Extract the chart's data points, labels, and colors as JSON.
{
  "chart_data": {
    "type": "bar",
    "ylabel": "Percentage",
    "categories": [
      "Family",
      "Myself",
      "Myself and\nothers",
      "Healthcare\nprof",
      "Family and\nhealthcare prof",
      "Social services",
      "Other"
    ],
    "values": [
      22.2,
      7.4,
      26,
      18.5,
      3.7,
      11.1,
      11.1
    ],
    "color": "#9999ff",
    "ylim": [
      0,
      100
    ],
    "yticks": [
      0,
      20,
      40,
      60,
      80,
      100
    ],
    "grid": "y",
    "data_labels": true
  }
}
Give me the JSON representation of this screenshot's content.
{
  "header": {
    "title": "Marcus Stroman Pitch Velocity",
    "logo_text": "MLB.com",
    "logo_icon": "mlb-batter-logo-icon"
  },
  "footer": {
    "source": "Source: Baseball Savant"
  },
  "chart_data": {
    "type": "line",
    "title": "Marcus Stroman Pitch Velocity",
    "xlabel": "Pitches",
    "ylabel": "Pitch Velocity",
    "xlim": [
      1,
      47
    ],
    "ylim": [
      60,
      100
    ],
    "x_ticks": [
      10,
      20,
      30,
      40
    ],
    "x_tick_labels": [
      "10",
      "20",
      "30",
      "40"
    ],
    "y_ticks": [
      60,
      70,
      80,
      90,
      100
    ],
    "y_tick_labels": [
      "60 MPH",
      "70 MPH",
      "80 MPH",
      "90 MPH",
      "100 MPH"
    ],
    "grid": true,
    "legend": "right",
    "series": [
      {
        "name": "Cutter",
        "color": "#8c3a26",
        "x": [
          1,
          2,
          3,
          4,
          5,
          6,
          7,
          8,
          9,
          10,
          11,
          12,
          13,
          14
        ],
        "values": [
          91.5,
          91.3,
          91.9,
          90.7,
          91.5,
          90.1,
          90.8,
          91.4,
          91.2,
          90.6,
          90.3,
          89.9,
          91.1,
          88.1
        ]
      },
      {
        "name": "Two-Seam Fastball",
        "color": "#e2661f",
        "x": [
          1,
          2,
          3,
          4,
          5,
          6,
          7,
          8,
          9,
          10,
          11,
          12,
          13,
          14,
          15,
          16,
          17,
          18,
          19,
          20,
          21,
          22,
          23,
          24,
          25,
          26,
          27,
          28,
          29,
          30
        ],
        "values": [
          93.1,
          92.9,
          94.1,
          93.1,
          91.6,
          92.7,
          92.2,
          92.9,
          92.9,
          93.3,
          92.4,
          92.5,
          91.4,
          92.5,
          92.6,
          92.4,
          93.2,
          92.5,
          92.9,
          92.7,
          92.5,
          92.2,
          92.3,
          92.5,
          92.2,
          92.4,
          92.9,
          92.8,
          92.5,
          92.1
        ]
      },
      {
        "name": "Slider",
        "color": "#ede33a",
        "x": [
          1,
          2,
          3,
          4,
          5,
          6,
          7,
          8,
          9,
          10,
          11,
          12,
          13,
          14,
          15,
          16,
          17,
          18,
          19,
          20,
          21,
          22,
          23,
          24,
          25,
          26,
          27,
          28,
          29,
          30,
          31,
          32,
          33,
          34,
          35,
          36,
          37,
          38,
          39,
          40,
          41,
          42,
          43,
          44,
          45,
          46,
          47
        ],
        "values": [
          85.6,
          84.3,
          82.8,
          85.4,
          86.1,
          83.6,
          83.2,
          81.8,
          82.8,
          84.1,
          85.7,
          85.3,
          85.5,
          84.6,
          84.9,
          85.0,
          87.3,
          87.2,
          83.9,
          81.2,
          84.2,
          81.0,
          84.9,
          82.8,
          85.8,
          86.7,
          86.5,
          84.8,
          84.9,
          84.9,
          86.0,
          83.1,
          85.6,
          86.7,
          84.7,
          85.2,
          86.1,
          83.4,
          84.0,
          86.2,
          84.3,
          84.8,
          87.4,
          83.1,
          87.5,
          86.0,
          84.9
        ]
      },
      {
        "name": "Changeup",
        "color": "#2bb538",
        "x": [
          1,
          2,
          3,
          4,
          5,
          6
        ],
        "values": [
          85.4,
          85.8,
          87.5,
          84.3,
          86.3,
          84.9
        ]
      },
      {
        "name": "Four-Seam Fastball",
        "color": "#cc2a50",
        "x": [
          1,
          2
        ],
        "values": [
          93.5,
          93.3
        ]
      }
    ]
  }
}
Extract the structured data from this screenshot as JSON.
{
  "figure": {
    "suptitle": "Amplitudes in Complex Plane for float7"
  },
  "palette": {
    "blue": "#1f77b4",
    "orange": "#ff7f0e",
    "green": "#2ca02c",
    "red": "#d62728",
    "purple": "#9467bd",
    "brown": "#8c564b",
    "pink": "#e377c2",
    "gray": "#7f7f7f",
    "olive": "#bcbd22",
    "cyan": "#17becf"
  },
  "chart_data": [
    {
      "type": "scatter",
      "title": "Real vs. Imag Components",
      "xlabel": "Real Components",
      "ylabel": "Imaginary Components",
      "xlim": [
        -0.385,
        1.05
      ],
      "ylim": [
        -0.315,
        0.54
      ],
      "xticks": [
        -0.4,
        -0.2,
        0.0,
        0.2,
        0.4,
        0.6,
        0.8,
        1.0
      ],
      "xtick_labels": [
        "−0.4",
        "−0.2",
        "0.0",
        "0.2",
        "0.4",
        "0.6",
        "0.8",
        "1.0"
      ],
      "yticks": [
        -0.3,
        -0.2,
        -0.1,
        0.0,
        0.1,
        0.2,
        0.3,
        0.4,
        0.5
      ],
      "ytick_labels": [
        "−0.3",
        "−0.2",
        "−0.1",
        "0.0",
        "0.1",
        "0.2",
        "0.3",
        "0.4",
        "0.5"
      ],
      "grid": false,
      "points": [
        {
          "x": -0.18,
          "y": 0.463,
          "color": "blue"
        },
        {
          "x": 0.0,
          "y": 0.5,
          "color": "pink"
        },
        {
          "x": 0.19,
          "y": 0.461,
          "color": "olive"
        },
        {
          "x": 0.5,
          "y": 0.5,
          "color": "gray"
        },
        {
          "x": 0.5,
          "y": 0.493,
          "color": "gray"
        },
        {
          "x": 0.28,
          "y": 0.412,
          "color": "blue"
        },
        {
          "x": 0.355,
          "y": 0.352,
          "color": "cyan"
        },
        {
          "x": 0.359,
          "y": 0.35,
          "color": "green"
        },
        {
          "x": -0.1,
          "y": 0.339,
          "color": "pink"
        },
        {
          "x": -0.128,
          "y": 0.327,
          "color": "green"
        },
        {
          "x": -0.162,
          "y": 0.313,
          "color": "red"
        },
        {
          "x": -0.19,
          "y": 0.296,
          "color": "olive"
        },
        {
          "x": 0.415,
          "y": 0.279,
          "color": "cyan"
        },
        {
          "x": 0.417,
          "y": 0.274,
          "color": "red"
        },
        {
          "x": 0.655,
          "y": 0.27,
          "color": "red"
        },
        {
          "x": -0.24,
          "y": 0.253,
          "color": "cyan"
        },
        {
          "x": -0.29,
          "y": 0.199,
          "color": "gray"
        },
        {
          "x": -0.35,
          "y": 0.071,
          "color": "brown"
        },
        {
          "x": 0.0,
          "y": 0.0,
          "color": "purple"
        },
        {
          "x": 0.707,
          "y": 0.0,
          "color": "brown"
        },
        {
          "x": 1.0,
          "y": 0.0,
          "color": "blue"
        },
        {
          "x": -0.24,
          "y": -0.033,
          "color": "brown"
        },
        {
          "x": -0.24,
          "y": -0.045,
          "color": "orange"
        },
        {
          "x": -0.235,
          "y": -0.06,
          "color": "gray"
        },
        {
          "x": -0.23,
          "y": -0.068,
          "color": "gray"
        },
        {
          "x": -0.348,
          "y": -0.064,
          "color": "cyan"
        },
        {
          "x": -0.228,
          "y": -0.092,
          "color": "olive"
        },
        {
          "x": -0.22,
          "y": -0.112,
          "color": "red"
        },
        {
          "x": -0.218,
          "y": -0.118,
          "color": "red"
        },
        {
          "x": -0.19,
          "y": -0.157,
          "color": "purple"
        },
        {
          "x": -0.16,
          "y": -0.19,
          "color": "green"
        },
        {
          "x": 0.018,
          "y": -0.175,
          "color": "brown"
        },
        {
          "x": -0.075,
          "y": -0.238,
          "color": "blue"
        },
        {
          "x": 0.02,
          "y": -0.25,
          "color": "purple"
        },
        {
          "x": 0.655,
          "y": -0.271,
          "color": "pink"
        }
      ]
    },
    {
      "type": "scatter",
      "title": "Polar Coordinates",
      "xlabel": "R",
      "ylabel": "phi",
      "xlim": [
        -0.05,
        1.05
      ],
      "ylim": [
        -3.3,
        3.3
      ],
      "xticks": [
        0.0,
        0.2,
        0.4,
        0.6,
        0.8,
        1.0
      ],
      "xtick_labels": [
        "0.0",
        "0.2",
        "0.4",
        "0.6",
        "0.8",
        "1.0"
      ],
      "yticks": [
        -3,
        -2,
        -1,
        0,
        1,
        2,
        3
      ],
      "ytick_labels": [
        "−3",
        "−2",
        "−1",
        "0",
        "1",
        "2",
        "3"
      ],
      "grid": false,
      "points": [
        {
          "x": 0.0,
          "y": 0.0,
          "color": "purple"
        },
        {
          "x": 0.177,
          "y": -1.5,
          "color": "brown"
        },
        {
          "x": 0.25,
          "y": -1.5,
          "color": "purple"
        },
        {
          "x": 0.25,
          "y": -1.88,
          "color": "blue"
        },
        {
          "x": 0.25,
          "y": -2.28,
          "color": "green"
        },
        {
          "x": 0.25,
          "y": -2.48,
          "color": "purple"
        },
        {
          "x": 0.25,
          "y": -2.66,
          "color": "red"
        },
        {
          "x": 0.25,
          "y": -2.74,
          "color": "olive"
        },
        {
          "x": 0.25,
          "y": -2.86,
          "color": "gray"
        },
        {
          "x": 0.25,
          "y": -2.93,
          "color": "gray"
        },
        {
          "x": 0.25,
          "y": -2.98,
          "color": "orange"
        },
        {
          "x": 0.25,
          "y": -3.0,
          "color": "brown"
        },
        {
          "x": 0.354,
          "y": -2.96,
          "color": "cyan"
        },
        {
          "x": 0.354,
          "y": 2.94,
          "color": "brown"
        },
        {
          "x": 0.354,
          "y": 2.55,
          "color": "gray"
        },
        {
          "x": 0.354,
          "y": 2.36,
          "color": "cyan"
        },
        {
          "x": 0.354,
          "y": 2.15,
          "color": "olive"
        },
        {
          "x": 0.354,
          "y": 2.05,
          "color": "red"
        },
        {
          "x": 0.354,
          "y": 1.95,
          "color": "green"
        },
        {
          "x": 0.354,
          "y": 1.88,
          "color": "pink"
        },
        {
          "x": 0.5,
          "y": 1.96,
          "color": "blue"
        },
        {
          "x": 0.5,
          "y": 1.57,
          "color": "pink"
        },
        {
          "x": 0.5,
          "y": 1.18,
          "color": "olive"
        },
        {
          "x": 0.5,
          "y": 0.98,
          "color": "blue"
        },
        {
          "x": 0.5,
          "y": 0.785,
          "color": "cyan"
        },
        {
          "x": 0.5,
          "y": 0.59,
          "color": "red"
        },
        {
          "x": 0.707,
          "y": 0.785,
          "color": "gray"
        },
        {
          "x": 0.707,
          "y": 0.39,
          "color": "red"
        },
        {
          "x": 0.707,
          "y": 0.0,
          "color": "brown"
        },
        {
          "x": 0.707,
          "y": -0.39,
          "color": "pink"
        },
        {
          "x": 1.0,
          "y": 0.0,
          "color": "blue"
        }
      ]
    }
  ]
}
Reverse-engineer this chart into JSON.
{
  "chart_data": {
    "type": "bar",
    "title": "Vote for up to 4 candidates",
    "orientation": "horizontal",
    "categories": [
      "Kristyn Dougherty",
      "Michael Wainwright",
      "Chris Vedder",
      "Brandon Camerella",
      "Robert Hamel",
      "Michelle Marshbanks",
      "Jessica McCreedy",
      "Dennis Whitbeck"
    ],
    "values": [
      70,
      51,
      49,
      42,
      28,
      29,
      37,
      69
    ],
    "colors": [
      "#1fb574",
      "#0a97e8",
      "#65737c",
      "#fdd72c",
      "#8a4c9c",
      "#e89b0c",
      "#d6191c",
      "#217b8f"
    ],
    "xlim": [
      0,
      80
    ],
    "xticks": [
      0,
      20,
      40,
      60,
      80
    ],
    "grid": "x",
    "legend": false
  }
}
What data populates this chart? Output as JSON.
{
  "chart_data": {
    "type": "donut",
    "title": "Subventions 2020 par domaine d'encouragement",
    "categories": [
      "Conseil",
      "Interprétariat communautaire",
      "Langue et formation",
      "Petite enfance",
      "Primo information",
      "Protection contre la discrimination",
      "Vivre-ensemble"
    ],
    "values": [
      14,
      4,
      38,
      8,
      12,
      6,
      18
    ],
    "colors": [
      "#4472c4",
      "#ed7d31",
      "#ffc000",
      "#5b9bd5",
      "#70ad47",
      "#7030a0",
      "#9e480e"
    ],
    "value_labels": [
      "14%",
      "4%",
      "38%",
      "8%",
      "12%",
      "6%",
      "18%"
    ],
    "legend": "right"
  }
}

■ What the exercise asks:
Scan the listing above and identify each line holding the string "this"; copy every such line.

■ Correct result:
Give me the JSON representation of this screenshot's content.
Extract the structured data from this screenshot as JSON.
Reverse-engineer this chart into JSON.
What data populates this chart? Output as JSON.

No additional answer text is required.